#### [What this task involves]
Down to the last line, transcribe the records verbatim and exclude the images.
-.-.-
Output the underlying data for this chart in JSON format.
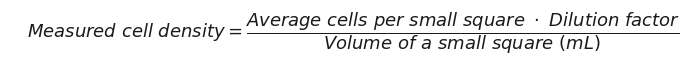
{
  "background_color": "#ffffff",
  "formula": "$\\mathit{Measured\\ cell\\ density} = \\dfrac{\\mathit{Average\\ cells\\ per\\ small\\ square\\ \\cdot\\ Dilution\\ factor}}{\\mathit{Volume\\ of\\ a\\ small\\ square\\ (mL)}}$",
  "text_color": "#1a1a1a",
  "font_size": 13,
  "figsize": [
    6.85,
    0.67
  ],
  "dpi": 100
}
-.-.-
#### [Solution to the exercise]
Output the underlying data for this chart in JSON format.
{
  "background_color": "#ffffff",
  "formula": "$\\mathit{Measured\\ cell\\ density} = \\dfrac{\\mathit{Average\\ cells\\ per\\ small\\ square\\ \\cdot\\ Dilution\\ factor}}{\\mathit{Volume\\ of\\ a\\ small\\ square\\ (mL)}}$",
  "text_color": "#1a1a1a",
  "font_size": 13,
  "figsize": [
    6.85,
    0.67
  ],
  "dpi": 100
}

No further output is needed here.